# REQUIRED WORK
Can you print every record below exactly as written?

# DATASET ROWS

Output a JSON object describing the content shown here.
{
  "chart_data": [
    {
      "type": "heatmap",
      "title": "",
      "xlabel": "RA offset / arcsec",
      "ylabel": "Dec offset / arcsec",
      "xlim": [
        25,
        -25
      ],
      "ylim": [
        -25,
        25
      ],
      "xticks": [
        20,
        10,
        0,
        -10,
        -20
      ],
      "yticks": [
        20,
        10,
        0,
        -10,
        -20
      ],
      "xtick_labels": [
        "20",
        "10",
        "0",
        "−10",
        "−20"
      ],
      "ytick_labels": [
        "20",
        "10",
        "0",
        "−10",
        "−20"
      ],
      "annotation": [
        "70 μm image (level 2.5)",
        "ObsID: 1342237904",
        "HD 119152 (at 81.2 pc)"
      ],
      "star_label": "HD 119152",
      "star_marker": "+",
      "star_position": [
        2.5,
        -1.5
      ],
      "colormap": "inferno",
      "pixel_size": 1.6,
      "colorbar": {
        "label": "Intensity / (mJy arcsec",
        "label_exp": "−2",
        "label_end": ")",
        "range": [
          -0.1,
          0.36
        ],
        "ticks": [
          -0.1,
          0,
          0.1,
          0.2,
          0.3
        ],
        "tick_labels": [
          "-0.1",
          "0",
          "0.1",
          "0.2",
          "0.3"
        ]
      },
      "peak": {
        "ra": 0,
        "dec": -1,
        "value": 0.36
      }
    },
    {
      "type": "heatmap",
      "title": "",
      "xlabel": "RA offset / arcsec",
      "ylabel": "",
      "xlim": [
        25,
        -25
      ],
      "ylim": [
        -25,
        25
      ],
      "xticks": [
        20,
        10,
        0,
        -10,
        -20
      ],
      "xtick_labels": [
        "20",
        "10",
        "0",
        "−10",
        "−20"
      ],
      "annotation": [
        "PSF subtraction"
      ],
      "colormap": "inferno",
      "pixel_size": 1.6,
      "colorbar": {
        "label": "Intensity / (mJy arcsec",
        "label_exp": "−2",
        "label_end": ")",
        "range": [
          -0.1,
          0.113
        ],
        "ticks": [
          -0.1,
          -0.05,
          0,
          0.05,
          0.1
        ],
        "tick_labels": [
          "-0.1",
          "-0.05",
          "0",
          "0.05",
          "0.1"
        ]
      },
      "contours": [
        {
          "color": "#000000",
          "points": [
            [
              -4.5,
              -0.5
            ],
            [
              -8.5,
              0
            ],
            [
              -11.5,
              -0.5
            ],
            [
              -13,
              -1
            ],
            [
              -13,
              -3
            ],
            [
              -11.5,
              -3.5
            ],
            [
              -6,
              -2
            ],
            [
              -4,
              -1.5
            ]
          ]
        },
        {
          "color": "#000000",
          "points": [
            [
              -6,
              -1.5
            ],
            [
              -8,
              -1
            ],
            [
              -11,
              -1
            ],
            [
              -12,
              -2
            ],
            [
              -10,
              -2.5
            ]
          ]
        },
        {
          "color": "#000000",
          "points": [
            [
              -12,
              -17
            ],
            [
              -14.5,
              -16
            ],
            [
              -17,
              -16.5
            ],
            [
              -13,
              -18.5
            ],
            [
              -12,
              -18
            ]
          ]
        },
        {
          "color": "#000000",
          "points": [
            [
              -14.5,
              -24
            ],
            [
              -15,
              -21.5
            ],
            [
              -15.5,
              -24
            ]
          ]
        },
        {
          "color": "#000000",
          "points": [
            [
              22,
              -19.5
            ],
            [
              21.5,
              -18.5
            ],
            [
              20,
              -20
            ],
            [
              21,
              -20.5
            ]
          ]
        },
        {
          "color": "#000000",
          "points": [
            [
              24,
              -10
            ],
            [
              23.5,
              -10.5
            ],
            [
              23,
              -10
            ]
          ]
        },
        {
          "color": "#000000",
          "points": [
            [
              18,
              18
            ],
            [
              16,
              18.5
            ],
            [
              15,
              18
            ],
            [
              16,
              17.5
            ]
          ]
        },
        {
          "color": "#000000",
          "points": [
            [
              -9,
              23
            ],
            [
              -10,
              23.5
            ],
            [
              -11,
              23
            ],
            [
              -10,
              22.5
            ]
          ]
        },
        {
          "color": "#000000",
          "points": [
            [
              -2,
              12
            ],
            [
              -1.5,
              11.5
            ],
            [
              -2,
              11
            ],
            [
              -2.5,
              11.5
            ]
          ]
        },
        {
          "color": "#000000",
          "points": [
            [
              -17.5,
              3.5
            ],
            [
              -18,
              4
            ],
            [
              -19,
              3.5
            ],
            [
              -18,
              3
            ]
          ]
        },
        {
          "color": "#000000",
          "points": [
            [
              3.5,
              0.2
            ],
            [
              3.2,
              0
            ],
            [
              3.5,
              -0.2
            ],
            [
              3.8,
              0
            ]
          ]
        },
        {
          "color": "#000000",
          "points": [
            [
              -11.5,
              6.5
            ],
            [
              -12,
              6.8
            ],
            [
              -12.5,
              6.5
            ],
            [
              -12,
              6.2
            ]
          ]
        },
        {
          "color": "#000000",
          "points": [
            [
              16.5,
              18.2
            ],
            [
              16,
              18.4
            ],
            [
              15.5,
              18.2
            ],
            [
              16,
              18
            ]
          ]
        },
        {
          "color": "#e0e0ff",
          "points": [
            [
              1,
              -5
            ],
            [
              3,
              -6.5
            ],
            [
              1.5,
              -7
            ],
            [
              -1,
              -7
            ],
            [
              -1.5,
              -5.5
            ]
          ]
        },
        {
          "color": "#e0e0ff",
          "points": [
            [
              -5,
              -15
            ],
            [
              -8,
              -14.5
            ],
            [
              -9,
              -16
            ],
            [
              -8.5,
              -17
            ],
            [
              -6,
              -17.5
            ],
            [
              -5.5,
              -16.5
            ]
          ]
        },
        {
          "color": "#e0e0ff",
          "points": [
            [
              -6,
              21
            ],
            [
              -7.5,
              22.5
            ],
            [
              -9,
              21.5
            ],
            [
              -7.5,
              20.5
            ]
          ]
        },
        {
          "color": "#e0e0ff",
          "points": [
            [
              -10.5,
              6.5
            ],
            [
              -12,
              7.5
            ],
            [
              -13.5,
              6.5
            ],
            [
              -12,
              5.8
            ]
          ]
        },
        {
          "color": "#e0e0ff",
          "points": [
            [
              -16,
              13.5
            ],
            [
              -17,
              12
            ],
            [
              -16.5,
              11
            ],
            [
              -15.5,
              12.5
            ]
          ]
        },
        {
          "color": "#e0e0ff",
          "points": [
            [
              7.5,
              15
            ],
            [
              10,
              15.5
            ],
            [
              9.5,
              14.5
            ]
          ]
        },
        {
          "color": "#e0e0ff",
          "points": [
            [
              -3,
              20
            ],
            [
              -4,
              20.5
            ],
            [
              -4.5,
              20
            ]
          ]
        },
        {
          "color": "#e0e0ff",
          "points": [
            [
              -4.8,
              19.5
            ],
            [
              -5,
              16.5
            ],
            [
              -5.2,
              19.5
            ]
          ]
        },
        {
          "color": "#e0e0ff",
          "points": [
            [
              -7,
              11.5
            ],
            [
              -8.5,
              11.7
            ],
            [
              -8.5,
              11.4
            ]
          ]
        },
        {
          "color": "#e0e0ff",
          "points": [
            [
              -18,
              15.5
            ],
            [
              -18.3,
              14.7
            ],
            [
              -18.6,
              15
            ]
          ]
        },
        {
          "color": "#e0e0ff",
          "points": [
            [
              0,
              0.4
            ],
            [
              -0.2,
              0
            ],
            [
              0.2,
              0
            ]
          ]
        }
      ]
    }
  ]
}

# RESULT BELOW
Output a JSON object describing the content shown here.
{
  "chart_data": [
    {
      "type": "heatmap",
      "title": "",
      "xlabel": "RA offset / arcsec",
      "ylabel": "Dec offset / arcsec",
      "xlim": [
        25,
        -25
      ],
      "ylim": [
        -25,
        25
      ],
      "xticks": [
        20,
        10,
        0,
        -10,
        -20
      ],
      "yticks": [
        20,
        10,
        0,
        -10,
        -20
      ],
      "xtick_labels": [
        "20",
        "10",
        "0",
        "−10",
        "−20"
      ],
      "ytick_labels": [
        "20",
        "10",
        "0",
        "−10",
        "−20"
      ],
      "annotation": [
        "70 μm image (level 2.5)",
        "ObsID: 1342237904",
        "HD 119152 (at 81.2 pc)"
      ],
      "star_label": "HD 119152",
      "star_marker": "+",
      "star_position": [
        2.5,
        -1.5
      ],
      "colormap": "inferno",
      "pixel_size": 1.6,
      "colorbar": {
        "label": "Intensity / (mJy arcsec",
        "label_exp": "−2",
        "label_end": ")",
        "range": [
          -0.1,
          0.36
        ],
        "ticks": [
          -0.1,
          0,
          0.1,
          0.2,
          0.3
        ],
        "tick_labels": [
          "-0.1",
          "0",
          "0.1",
          "0.2",
          "0.3"
        ]
      },
      "peak": {
        "ra": 0,
        "dec": -1,
        "value": 0.36
      }
    },
    {
      "type": "heatmap",
      "title": "",
      "xlabel": "RA offset / arcsec",
      "ylabel": "",
      "xlim": [
        25,
        -25
      ],
      "ylim": [
        -25,
        25
      ],
      "xticks": [
        20,
        10,
        0,
        -10,
        -20
      ],
      "xtick_labels": [
        "20",
        "10",
        "0",
        "−10",
        "−20"
      ],
      "annotation": [
        "PSF subtraction"
      ],
      "colormap": "inferno",
      "pixel_size": 1.6,
      "colorbar": {
        "label": "Intensity / (mJy arcsec",
        "label_exp": "−2",
        "label_end": ")",
        "range": [
          -0.1,
          0.113
        ],
        "ticks": [
          -0.1,
          -0.05,
          0,
          0.05,
          0.1
        ],
        "tick_labels": [
          "-0.1",
          "-0.05",
          "0",
          "0.05",
          "0.1"
        ]
      },
      "contours": [
        {
          "color": "#000000",
          "points": [
            [
              -4.5,
              -0.5
            ],
            [
              -8.5,
              0
            ],
            [
              -11.5,
              -0.5
            ],
            [
              -13,
              -1
            ],
            [
              -13,
              -3
            ],
            [
              -11.5,
              -3.5
            ],
            [
              -6,
              -2
            ],
            [
              -4,
              -1.5
            ]
          ]
        },
        {
          "color": "#000000",
          "points": [
            [
              -6,
              -1.5
            ],
            [
              -8,
              -1
            ],
            [
              -11,
              -1
            ],
            [
              -12,
              -2
            ],
            [
              -10,
              -2.5
            ]
          ]
        },
        {
          "color": "#000000",
          "points": [
            [
              -12,
              -17
            ],
            [
              -14.5,
              -16
            ],
            [
              -17,
              -16.5
            ],
            [
              -13,
              -18.5
            ],
            [
              -12,
              -18
            ]
          ]
        },
        {
          "color": "#000000",
          "points": [
            [
              -14.5,
              -24
            ],
            [
              -15,
              -21.5
            ],
            [
              -15.5,
              -24
            ]
          ]
        },
        {
          "color": "#000000",
          "points": [
            [
              22,
              -19.5
            ],
            [
              21.5,
              -18.5
            ],
            [
              20,
              -20
            ],
            [
              21,
              -20.5
            ]
          ]
        },
        {
          "color": "#000000",
          "points": [
            [
              24,
              -10
            ],
            [
              23.5,
              -10.5
            ],
            [
              23,
              -10
            ]
          ]
        },
        {
          "color": "#000000",
          "points": [
            [
              18,
              18
            ],
            [
              16,
              18.5
            ],
            [
              15,
              18
            ],
            [
              16,
              17.5
            ]
          ]
        },
        {
          "color": "#000000",
          "points": [
            [
              -9,
              23
            ],
            [
              -10,
              23.5
            ],
            [
              -11,
              23
            ],
            [
              -10,
              22.5
            ]
          ]
        },
        {
          "color": "#000000",
          "points": [
            [
              -2,
              12
            ],
            [
              -1.5,
              11.5
            ],
            [
              -2,
              11
            ],
            [
              -2.5,
              11.5
            ]
          ]
        },
        {
          "color": "#000000",
          "points": [
            [
              -17.5,
              3.5
            ],
            [
              -18,
              4
            ],
            [
              -19,
              3.5
            ],
            [
              -18,
              3
            ]
          ]
        },
        {
          "color": "#000000",
          "points": [
            [
              3.5,
              0.2
            ],
            [
              3.2,
              0
            ],
            [
              3.5,
              -0.2
            ],
            [
              3.8,
              0
            ]
          ]
        },
        {
          "color": "#000000",
          "points": [
            [
              -11.5,
              6.5
            ],
            [
              -12,
              6.8
            ],
            [
              -12.5,
              6.5
            ],
            [
              -12,
              6.2
            ]
          ]
        },
        {
          "color": "#000000",
          "points": [
            [
              16.5,
              18.2
            ],
            [
              16,
              18.4
            ],
            [
              15.5,
              18.2
            ],
            [
              16,
              18
            ]
          ]
        },
        {
          "color": "#e0e0ff",
          "points": [
            [
              1,
              -5
            ],
            [
              3,
              -6.5
            ],
            [
              1.5,
              -7
            ],
            [
              -1,
              -7
            ],
            [
              -1.5,
              -5.5
            ]
          ]
        },
        {
          "color": "#e0e0ff",
          "points": [
            [
              -5,
              -15
            ],
            [
              -8,
              -14.5
            ],
            [
              -9,
              -16
            ],
            [
              -8.5,
              -17
            ],
            [
              -6,
              -17.5
            ],
            [
              -5.5,
              -16.5
            ]
          ]
        },
        {
          "color": "#e0e0ff",
          "points": [
            [
              -6,
              21
            ],
            [
              -7.5,
              22.5
            ],
            [
              -9,
              21.5
            ],
            [
              -7.5,
              20.5
            ]
          ]
        },
        {
          "color": "#e0e0ff",
          "points": [
            [
              -10.5,
              6.5
            ],
            [
              -12,
              7.5
            ],
            [
              -13.5,
              6.5
            ],
            [
              -12,
              5.8
            ]
          ]
        },
        {
          "color": "#e0e0ff",
          "points": [
            [
              -16,
              13.5
            ],
            [
              -17,
              12
            ],
            [
              -16.5,
              11
            ],
            [
              -15.5,
              12.5
            ]
          ]
        },
        {
          "color": "#e0e0ff",
          "points": [
            [
              7.5,
              15
            ],
            [
              10,
              15.5
            ],
            [
              9.5,
              14.5
            ]
          ]
        },
        {
          "color": "#e0e0ff",
          "points": [
            [
              -3,
              20
            ],
            [
              -4,
              20.5
            ],
            [
              -4.5,
              20
            ]
          ]
        },
        {
          "color": "#e0e0ff",
          "points": [
            [
              -4.8,
              19.5
            ],
            [
              -5,
              16.5
            ],
            [
              -5.2,
              19.5
            ]
          ]
        },
        {
          "color": "#e0e0ff",
          "points": [
            [
              -7,
              11.5
            ],
            [
              -8.5,
              11.7
            ],
            [
              -8.5,
              11.4
            ]
          ]
        },
        {
          "color": "#e0e0ff",
          "points": [
            [
              -18,
              15.5
            ],
            [
              -18.3,
              14.7
            ],
            [
              -18.6,
              15
            ]
          ]
        },
        {
          "color": "#e0e0ff",
          "points": [
            [
              0,
              0.4
            ],
            [
              -0.2,
              0
            ],
            [
              0.2,
              0
            ]
          ]
        }
      ]
    }
  ]
}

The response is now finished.